Materials and Chemistry for Molten Salt Systems: Poster Session
Sponsored by: TMS Structural Materials Division, TMS: Corrosion and Environmental Effects Committee
Program Organizers: Stephen Raiman, University Of Michigan; Kumar Sridharan, University of Wisconsin-Madison; Nathaniel Hoyt, Argonne National Laboratory; Jinsuo Zhang, Virginia Polytechnic Institute and State University; Michael Short, Massachusetts Institute of Technology; Raluca Scarlat, University of California, Berkeley

Tuesday 5:30 PM
March 16, 2021
Room: RM 49
Location: TMS2021 Virtual

Session Chair: Stephen Raiman, Texas A&M University


A High-temperature Thermodynamic Reference Electrode Enclosed in an Alumina Tube: Mingyang Zhang1; Jinsuo Zhang1; 1Virginia Tech
    In electrochemical measurements, reference electrode (RE) is used to provide a standard for the potential on working electrode. Reference electrode should have three major capabilities: reversibility, reproducibility and stability. In the molten salt field, a thermodynamic RE is widely accepted to be an accurate standard. Since the great thermal properties and great ion conductivity of alumina; and low vapor pressure of NiCl2, the alumina tube enclosed NiCl2/Ni RE is designed for high temperature long-term usage in chloride salt. RE impedance measurement to check RE quality, CV measurement to check RE reversibility, and CP measurement to check RE potential stability were conducted at three temperatures (600 oC, 700 oC, and 800 oC) in a 10 days period. The SEM image scan provided information of the ion conduct path in alumina. The results will encourage the high-temperature electrochemical society.

An Update on the Round Robin for Molten Salt Chemical and Thermal Properties Characterization: Raluca Scarlat1; Theodore Bessman2; Jake McMurray3; 1University of California, Berkeley; 2University of South Carolina; 3Oak Ridge National Laboratory
    Under the informal umbrella of the Molten Salt Thermal Properties Working Group (MSTPWG), Oak Ridge National Laboratory (ORNL), UC Berkeley, and the University of South Carolina plan to organize a Round Robin on Chemical and Thermal Property Characterization of Molten Salts. Properties of two salt mixtures (FLiNaK and NaCl-KCl) will be measured by different groups using a diversity of methods and instruments. The results for each property will be inter-compared to understand the ability to reproduce measurements, the appropriateness and limitations of each technique, and the possible sources of error. The goals of this round robin exercise are: (1) development of standard procedures, (2) generation of calibration standards, (3) generation of verified properties (for FLiNaK and NaCl-KCl), and (4) sharing of best practices in the performance of these measurements. Molten Salt Round Robin 1.0 will run Aug 2020-Jul 2020, and this talk will provide a mid-point progress update.

[Requirement a] According to the program excerpt, which two salt mixtures will have their properties measured in the round robin?

[Listed records]
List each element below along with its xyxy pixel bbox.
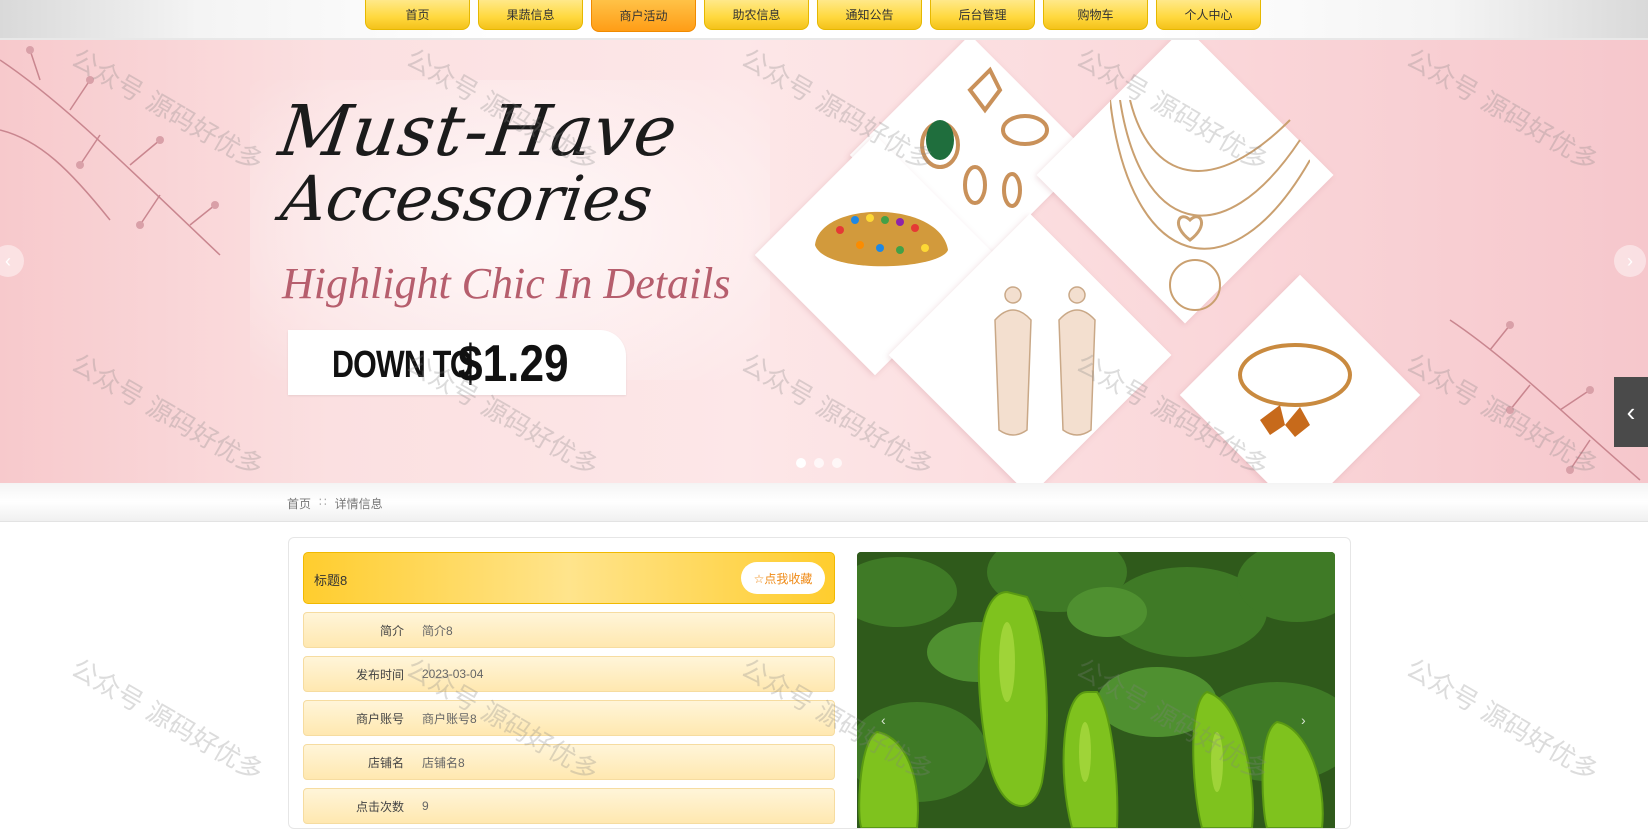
carousel-dot-3[interactable]: [832, 458, 842, 468]
detail-row-merchant-account: 商户账号 商户账号8: [303, 700, 835, 736]
detail-row-click-count: 点击次数 9: [303, 788, 835, 824]
banner-price-box: DOWN TO $1.29: [288, 330, 626, 395]
main-nav: 首页 果蔬信息 商户活动 助农信息 通知公告 后台管理 购物车 个人中心: [365, 0, 1261, 32]
product-photo-carousel: ‹ ›: [857, 552, 1335, 828]
earrings-image: [994, 286, 1096, 436]
headband-image: [815, 211, 948, 267]
breadcrumb-current: 详情信息: [334, 497, 383, 511]
detail-label: 简介: [379, 623, 404, 638]
photo-prev-arrow[interactable]: ‹: [881, 712, 886, 728]
detail-title: 标题8: [314, 573, 348, 588]
banner-carousel: Must-Have Accessories Highlight Chic In …: [0, 40, 1648, 483]
detail-value: 2023-03-04: [422, 667, 484, 681]
detail-info-panel: 标题8 ☆点我收藏 简介 简介8 发布时间 2023-03-04 商户账号 商户…: [303, 552, 835, 824]
detail-label: 发布时间: [355, 667, 404, 682]
favorite-button[interactable]: ☆点我收藏: [741, 562, 825, 594]
price-value: $1.29: [458, 335, 569, 393]
breadcrumb-separator: ∷: [319, 495, 327, 509]
detail-title-bar: 标题8 ☆点我收藏: [303, 552, 835, 604]
price-prefix: DOWN TO: [332, 344, 474, 386]
detail-card: 标题8 ☆点我收藏 简介 简介8 发布时间 2023-03-04 商户账号 商户…: [288, 537, 1351, 829]
detail-value: 简介8: [422, 623, 453, 638]
carousel-dot-1[interactable]: [796, 458, 806, 468]
photo-next-arrow[interactable]: ›: [1301, 712, 1306, 728]
detail-row-publish-time: 发布时间 2023-03-04: [303, 656, 835, 692]
nav-item-notices[interactable]: 通知公告: [817, 0, 922, 30]
floral-branch-left: [0, 46, 221, 256]
watermark-text: 公众号 源码好优多: [1400, 653, 1604, 788]
carousel-dot-2[interactable]: [814, 458, 824, 468]
detail-label: 点击次数: [355, 799, 404, 814]
detail-row-summary: 简介 简介8: [303, 612, 835, 648]
nav-item-merchant-activity[interactable]: 商户活动: [591, 0, 696, 32]
detail-value: 商户账号8: [422, 711, 477, 726]
banner-tagline: Highlight Chic In Details: [282, 259, 731, 308]
nav-item-admin[interactable]: 后台管理: [930, 0, 1035, 30]
nav-item-cart[interactable]: 购物车: [1043, 0, 1148, 30]
bracelet-image: [1238, 343, 1352, 437]
breadcrumb-home-link[interactable]: 首页: [287, 495, 311, 512]
side-toggle-tab[interactable]: ‹: [1614, 377, 1648, 447]
detail-label: 店铺名: [367, 755, 404, 770]
detail-row-shop-name: 店铺名 店铺名8: [303, 744, 835, 780]
breadcrumb: 首页 ∷ 详情信息: [287, 495, 383, 512]
detail-label: 商户账号: [355, 711, 404, 726]
nav-item-profile[interactable]: 个人中心: [1156, 0, 1261, 30]
top-navigation-bar: 首页 果蔬信息 商户活动 助农信息 通知公告 后台管理 购物车 个人中心: [0, 0, 1648, 40]
carousel-dots: [796, 458, 842, 468]
watermark-text: 公众号 源码好优多: [65, 653, 269, 788]
nav-item-farm-aid[interactable]: 助农信息: [704, 0, 809, 30]
banner-headline-line1: Must-Have: [274, 90, 683, 172]
nav-item-home[interactable]: 首页: [365, 0, 470, 30]
detail-value: 店铺名8: [422, 755, 465, 770]
banner-headline-line2: Accessories: [276, 162, 657, 235]
green-pepper-image: [857, 552, 1335, 828]
detail-value: 9: [422, 799, 429, 813]
necklace-image: [1110, 100, 1310, 311]
banner-next-arrow[interactable]: ›: [1614, 245, 1646, 277]
breadcrumb-bar: 首页 ∷ 详情信息: [0, 483, 1648, 522]
nav-item-produce[interactable]: 果蔬信息: [478, 0, 583, 30]
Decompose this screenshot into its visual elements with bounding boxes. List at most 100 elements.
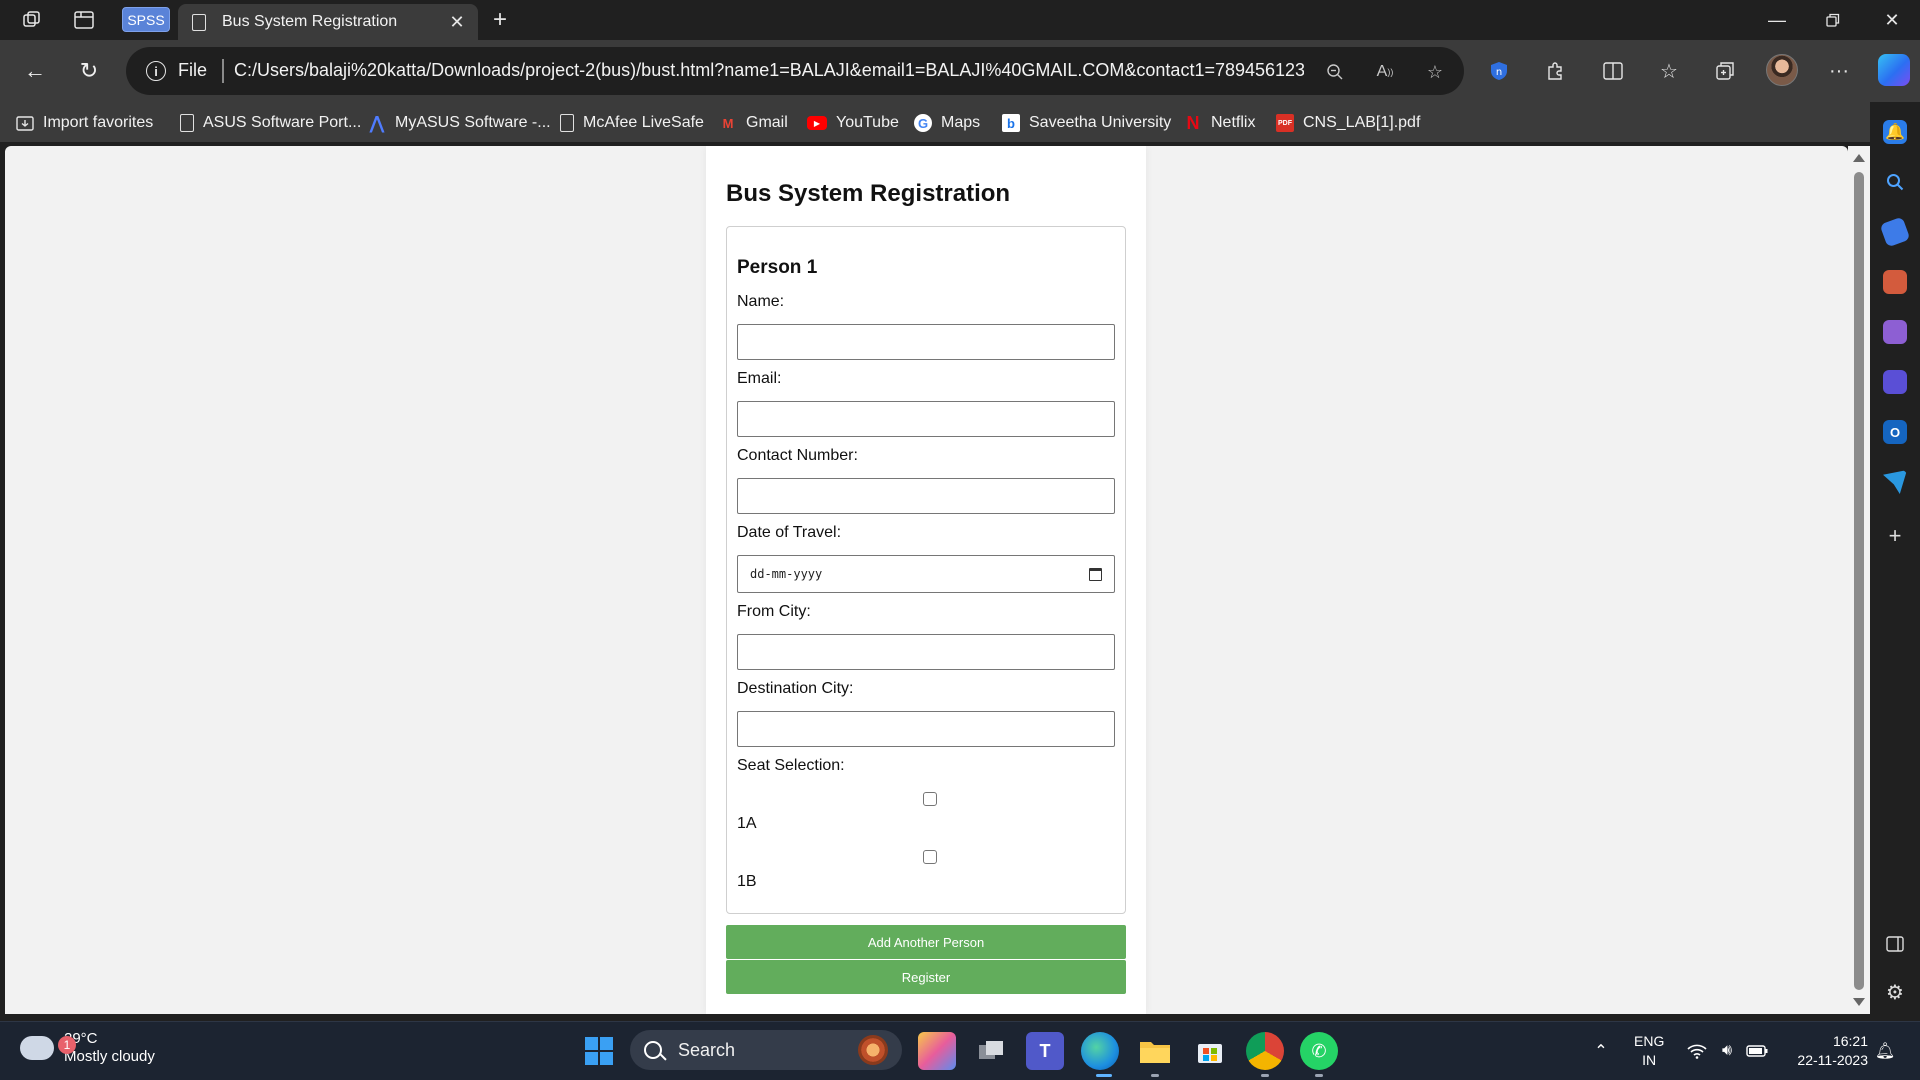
workspaces-icon[interactable]	[20, 8, 44, 32]
volume-icon[interactable]: 🔊︎	[1716, 1040, 1738, 1062]
favorite-netflix[interactable]: N Netflix	[1184, 112, 1256, 134]
scroll-up-icon[interactable]	[1853, 154, 1865, 162]
site-info-icon[interactable]: i	[146, 61, 166, 81]
date-label: Date of Travel:	[737, 524, 842, 541]
input-language[interactable]: ENG IN	[1634, 1032, 1664, 1070]
destination-city-input[interactable]	[737, 711, 1115, 747]
scrollbar-thumb[interactable]	[1854, 172, 1864, 990]
battery-icon[interactable]	[1746, 1040, 1768, 1062]
favorite-label: ASUS Software Port...	[203, 114, 362, 131]
browser-title-bar: SPSS Bus System Registration ✕ + — ✕	[0, 0, 1920, 40]
outlook-icon[interactable]: O	[1883, 420, 1907, 444]
favorites-bar: Import favorites ASUS Software Port... ⋀…	[0, 102, 1920, 142]
chrome-open-indicator	[1261, 1074, 1269, 1077]
new-tab-icon[interactable]: +	[488, 6, 512, 33]
minimize-icon[interactable]: —	[1749, 0, 1805, 40]
date-placeholder: dd-mm-yyyy	[750, 567, 823, 581]
tab-spss[interactable]: SPSS	[122, 7, 170, 32]
import-icon	[16, 114, 34, 132]
favorite-maps[interactable]: G Maps	[914, 112, 980, 134]
name-input[interactable]	[737, 324, 1115, 360]
favorite-import[interactable]: Import favorites	[16, 112, 153, 134]
url-text[interactable]: C:/Users/balaji%20katta/Downloads/projec…	[234, 60, 1304, 81]
google-icon: G	[914, 114, 932, 132]
page-viewport: Bus System Registration Person 1 Name: E…	[5, 146, 1848, 1014]
tools-icon[interactable]	[1883, 270, 1907, 294]
extensions-icon[interactable]	[1538, 54, 1572, 88]
weather-badge: 1	[58, 1036, 76, 1054]
more-options-icon[interactable]: ···	[1822, 54, 1856, 88]
refresh-icon[interactable]: ↻	[72, 54, 106, 88]
page-scrollbar[interactable]	[1848, 146, 1870, 1014]
seat-1b-label: 1B	[737, 873, 757, 890]
add-sidebar-app-icon[interactable]: +	[1883, 523, 1907, 548]
photos-preview-icon[interactable]	[918, 1032, 956, 1070]
favorite-youtube[interactable]: ▶ YouTube	[807, 112, 899, 134]
split-screen-icon[interactable]	[1596, 54, 1630, 88]
weather-widget[interactable]: 1 29°C Mostly cloudy	[20, 1030, 155, 1066]
favorite-myasus[interactable]: ⋀ MyASUS Software -...	[368, 112, 550, 134]
hide-sidebar-icon[interactable]	[1883, 932, 1907, 956]
favorite-asus-portal[interactable]: ASUS Software Port...	[180, 112, 361, 134]
email-label: Email:	[737, 370, 782, 387]
windows-start-icon[interactable]	[580, 1032, 618, 1070]
shield-extension-icon[interactable]: n	[1482, 54, 1516, 88]
show-hidden-icons-chevron-icon[interactable]: ⌃	[1590, 1040, 1612, 1062]
scroll-down-icon[interactable]	[1853, 998, 1865, 1006]
whatsapp-icon[interactable]: ✆	[1300, 1032, 1338, 1070]
restore-icon[interactable]	[1805, 0, 1861, 40]
microsoft-365-icon[interactable]	[1883, 370, 1907, 394]
cloudy-weather-icon	[20, 1036, 54, 1060]
gmail-icon: M	[722, 115, 734, 131]
contact-input[interactable]	[737, 478, 1115, 514]
bell-icon[interactable]: 🔔	[1883, 120, 1907, 144]
favorite-gmail[interactable]: M Gmail	[719, 112, 788, 134]
zoom-icon[interactable]	[1322, 59, 1348, 85]
notification-bell-icon[interactable]: 🔔︎	[1874, 1040, 1896, 1062]
weather-text: 29°C Mostly cloudy	[64, 1030, 155, 1066]
taskbar-search[interactable]: Search	[630, 1030, 902, 1070]
close-tab-icon[interactable]: ✕	[444, 9, 470, 35]
close-window-icon[interactable]: ✕	[1864, 0, 1920, 40]
address-bar[interactable]: i File C:/Users/balaji%20katta/Downloads…	[126, 47, 1464, 95]
task-view-icon[interactable]	[972, 1032, 1010, 1070]
register-button[interactable]: Register	[726, 960, 1126, 994]
microsoft-store-icon[interactable]	[1191, 1032, 1229, 1070]
page-icon	[192, 13, 206, 31]
email-input[interactable]	[737, 401, 1115, 437]
favorite-cns-lab-pdf[interactable]: PDF CNS_LAB[1].pdf	[1276, 112, 1420, 134]
calendar-icon[interactable]	[1089, 567, 1102, 581]
file-explorer-icon[interactable]	[1136, 1032, 1174, 1070]
favorite-saveetha[interactable]: b Saveetha University	[1002, 112, 1171, 134]
favorites-icon[interactable]: ☆	[1652, 54, 1686, 88]
tab-bus-registration[interactable]: Bus System Registration ✕	[178, 4, 478, 40]
tab-actions-icon[interactable]	[72, 8, 96, 32]
svg-text:n: n	[1496, 67, 1502, 78]
favorite-mcafee[interactable]: McAfee LiveSafe	[560, 112, 704, 134]
favorite-label: Saveetha University	[1029, 114, 1172, 131]
games-icon[interactable]	[1883, 320, 1907, 344]
seat-1a-label: 1A	[737, 815, 757, 832]
seat-1b-checkbox[interactable]	[923, 850, 937, 864]
copilot-icon[interactable]	[1878, 54, 1910, 86]
seat-1a-checkbox[interactable]	[923, 792, 937, 806]
back-icon[interactable]: ←	[18, 54, 52, 88]
drop-icon[interactable]	[1883, 470, 1907, 494]
date-of-travel-input[interactable]: dd-mm-yyyy	[737, 555, 1115, 593]
read-aloud-icon[interactable]: A))	[1372, 59, 1398, 85]
address-separator	[222, 59, 224, 83]
chrome-icon[interactable]	[1246, 1032, 1284, 1070]
favorite-label: Maps	[941, 114, 981, 131]
system-clock[interactable]: 16:21 22-11-2023	[1780, 1032, 1868, 1070]
shopping-tag-icon[interactable]	[1879, 216, 1911, 248]
collections-icon[interactable]	[1708, 54, 1742, 88]
add-another-person-button[interactable]: Add Another Person	[726, 925, 1126, 959]
favorite-star-icon[interactable]: ☆	[1422, 59, 1448, 85]
edge-browser-icon[interactable]	[1081, 1032, 1119, 1070]
from-city-input[interactable]	[737, 634, 1115, 670]
settings-gear-icon[interactable]: ⚙	[1883, 980, 1907, 1004]
teams-icon[interactable]: T	[1026, 1032, 1064, 1070]
search-icon[interactable]	[1883, 170, 1907, 194]
profile-avatar[interactable]	[1766, 54, 1798, 86]
wifi-icon[interactable]	[1686, 1040, 1708, 1062]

[Requirement b] Please reproduce the entries verbatim, from the line with "carousel-dot-3[interactable]: [832, 458, 842, 468]" to the line with "floral-branch-left: [0, 46, 221, 256]", including both of those lines.

[Task solution a] FLiNaK and NaCl-KCl

[Task solution b]
carousel-dot-3[interactable]: [832, 458, 842, 468]
detail-row-merchant-account: 商户账号 商户账号8: [303, 700, 835, 736]
detail-row-click-count: 点击次数 9: [303, 788, 835, 824]
banner-price-box: DOWN TO $1.29: [288, 330, 626, 395]
main-nav: 首页 果蔬信息 商户活动 助农信息 通知公告 后台管理 购物车 个人中心: [365, 0, 1261, 32]
product-photo-carousel: ‹ ›: [857, 552, 1335, 828]
earrings-image: [994, 286, 1096, 436]
headband-image: [815, 211, 948, 267]
breadcrumb-current: 详情信息: [334, 497, 383, 511]
detail-label: 简介: [379, 623, 404, 638]
photo-prev-arrow[interactable]: ‹: [881, 712, 886, 728]
detail-title: 标题8: [314, 573, 348, 588]
banner-carousel: Must-Have Accessories Highlight Chic In …: [0, 40, 1648, 483]
detail-value: 2023-03-04: [422, 667, 484, 681]
detail-info-panel: 标题8 ☆点我收藏 简介 简介8 发布时间 2023-03-04 商户账号 商户…: [303, 552, 835, 824]
detail-label: 发布时间: [355, 667, 404, 682]
favorite-button[interactable]: ☆点我收藏: [741, 562, 825, 594]
price-value: $1.29: [458, 335, 569, 393]
breadcrumb-separator: ∷: [319, 495, 327, 509]
detail-title-bar: 标题8 ☆点我收藏: [303, 552, 835, 604]
price-prefix: DOWN TO: [332, 344, 474, 386]
detail-card: 标题8 ☆点我收藏 简介 简介8 发布时间 2023-03-04 商户账号 商户…: [288, 537, 1351, 829]
detail-value: 简介8: [422, 623, 453, 638]
carousel-dot-1[interactable]: [796, 458, 806, 468]
photo-next-arrow[interactable]: ›: [1301, 712, 1306, 728]
detail-row-publish-time: 发布时间 2023-03-04: [303, 656, 835, 692]
nav-item-notices[interactable]: 通知公告: [817, 0, 922, 30]
floral-branch-left: [0, 46, 221, 256]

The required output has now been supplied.